** start EXTRACTED ENTRIES **

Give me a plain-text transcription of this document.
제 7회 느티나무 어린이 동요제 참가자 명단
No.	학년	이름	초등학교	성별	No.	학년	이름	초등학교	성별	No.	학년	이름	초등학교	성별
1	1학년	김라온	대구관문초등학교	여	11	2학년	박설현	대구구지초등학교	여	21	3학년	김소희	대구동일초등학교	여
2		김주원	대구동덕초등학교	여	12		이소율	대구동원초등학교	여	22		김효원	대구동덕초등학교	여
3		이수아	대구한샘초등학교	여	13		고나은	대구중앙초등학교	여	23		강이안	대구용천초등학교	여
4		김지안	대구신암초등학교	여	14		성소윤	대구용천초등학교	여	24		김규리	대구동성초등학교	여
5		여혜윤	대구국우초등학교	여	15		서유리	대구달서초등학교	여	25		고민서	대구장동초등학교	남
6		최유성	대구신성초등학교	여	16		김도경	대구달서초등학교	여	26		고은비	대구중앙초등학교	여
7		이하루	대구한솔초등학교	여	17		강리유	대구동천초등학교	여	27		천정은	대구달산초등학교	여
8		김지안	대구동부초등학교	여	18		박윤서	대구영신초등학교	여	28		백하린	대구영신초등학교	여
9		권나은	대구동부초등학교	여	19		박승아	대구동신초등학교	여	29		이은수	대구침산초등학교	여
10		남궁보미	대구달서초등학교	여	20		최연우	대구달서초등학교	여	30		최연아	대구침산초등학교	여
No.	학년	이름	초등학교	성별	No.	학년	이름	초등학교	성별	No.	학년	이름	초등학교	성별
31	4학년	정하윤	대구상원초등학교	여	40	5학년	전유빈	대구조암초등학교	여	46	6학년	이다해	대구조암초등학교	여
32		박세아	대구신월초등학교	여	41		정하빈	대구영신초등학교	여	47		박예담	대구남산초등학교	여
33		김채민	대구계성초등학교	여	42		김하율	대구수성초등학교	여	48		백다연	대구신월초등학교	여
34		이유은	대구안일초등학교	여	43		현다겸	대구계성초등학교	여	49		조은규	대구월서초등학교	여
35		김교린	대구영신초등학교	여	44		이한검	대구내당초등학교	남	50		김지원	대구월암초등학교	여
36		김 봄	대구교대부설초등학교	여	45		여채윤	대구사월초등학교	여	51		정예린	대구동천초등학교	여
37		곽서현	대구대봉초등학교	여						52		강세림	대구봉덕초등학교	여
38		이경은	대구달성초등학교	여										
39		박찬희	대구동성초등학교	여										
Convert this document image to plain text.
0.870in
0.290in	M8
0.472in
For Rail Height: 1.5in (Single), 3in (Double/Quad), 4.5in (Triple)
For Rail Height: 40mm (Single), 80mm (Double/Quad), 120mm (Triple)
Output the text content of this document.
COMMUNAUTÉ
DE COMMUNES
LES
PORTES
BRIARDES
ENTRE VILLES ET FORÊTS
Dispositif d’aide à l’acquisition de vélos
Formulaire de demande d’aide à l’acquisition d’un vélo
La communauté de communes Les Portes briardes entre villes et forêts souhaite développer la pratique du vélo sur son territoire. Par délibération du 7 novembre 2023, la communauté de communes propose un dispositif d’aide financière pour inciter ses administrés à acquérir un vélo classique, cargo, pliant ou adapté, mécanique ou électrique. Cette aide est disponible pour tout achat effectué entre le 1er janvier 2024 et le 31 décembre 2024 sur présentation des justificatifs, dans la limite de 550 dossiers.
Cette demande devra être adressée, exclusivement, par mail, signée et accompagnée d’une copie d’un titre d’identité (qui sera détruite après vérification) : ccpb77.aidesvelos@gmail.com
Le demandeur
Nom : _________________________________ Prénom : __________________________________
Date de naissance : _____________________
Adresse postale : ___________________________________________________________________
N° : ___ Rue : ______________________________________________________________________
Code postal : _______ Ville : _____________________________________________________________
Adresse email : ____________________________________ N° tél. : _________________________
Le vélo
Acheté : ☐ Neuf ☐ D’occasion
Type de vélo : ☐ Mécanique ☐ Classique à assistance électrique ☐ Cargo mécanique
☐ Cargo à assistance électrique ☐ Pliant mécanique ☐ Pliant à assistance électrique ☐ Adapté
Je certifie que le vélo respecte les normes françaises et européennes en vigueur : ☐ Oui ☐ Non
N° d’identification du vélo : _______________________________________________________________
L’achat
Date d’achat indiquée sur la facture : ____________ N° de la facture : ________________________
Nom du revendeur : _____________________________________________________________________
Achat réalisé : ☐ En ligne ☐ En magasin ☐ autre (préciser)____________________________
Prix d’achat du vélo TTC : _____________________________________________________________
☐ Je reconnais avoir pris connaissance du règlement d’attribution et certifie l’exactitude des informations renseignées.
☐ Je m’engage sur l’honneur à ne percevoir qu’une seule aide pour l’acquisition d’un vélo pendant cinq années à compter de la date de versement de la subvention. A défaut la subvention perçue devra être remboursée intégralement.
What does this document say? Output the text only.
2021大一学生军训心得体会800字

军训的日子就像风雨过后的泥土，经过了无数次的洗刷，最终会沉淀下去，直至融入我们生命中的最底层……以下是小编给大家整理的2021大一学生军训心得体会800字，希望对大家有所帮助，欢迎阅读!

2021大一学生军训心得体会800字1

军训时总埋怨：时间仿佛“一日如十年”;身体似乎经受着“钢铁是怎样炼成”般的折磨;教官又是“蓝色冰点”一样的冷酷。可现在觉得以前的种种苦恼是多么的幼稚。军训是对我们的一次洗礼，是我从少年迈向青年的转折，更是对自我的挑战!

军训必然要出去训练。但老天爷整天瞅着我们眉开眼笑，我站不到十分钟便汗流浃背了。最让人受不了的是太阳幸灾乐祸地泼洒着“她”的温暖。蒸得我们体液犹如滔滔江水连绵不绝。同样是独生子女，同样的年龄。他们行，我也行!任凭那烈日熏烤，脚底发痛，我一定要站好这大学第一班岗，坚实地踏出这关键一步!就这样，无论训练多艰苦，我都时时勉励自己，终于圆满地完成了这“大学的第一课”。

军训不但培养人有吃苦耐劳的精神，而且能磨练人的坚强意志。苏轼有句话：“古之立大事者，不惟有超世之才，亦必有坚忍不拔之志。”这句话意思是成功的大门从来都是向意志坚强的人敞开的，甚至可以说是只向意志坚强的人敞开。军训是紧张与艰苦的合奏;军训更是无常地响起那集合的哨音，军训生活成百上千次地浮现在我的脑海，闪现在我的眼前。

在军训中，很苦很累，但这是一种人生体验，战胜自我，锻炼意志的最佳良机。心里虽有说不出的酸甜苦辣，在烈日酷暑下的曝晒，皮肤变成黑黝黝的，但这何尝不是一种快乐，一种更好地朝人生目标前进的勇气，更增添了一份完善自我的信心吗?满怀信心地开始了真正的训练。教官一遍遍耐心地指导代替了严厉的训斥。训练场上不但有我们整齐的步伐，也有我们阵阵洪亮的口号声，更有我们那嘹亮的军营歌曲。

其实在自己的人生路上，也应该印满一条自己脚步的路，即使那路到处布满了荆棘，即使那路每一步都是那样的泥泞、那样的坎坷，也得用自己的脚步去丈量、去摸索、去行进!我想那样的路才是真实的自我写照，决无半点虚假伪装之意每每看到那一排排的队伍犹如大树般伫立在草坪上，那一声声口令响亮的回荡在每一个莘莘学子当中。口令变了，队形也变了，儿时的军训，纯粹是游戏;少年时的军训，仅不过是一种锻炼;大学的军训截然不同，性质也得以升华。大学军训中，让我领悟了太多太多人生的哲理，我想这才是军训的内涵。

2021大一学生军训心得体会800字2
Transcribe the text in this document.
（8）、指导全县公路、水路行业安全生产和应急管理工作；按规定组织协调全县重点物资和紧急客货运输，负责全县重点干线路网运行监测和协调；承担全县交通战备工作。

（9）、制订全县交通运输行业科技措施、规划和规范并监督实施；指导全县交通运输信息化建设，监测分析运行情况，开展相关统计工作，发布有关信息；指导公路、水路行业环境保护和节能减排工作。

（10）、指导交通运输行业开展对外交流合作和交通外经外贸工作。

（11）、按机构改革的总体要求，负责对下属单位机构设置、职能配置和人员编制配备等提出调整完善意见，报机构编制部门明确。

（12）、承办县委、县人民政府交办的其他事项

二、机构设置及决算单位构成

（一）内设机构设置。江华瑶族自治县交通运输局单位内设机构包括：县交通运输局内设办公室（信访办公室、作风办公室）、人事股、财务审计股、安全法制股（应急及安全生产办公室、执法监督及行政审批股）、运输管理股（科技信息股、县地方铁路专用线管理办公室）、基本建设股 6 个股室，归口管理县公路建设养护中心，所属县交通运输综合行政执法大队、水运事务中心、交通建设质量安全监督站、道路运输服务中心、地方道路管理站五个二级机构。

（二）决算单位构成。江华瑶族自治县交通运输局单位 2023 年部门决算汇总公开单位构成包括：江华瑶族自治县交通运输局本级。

** end EXTRACTED ENTRIES **

▶ _WHAT YOU ARE ASKED TO DO_
From the listing above, collect every line that mentions the word "Cette".

▶ _SOLVED EXERCISE_
La communauté de communes Les Portes briardes entre villes et forêts souhaite développer la pratique du vélo sur son territoire. Par délibération du 7 novembre 2023, la communauté de communes propose un dispositif d’aide financière pour inciter ses administrés à acquérir un vélo classique, cargo, pliant ou adapté, mécanique ou électrique. Cette aide est disponible pour tout achat effectué entre le 1er janvier 2024 et le 31 décembre 2024 sur présentation des justificatifs, dans la limite de 550 dossiers.
Cette demande devra être adressée, exclusivement, par mail, signée et accompagnée d’une copie d’un titre d’identité (qui sera détruite après vérification) : ccpb77.aidesvelos@gmail.com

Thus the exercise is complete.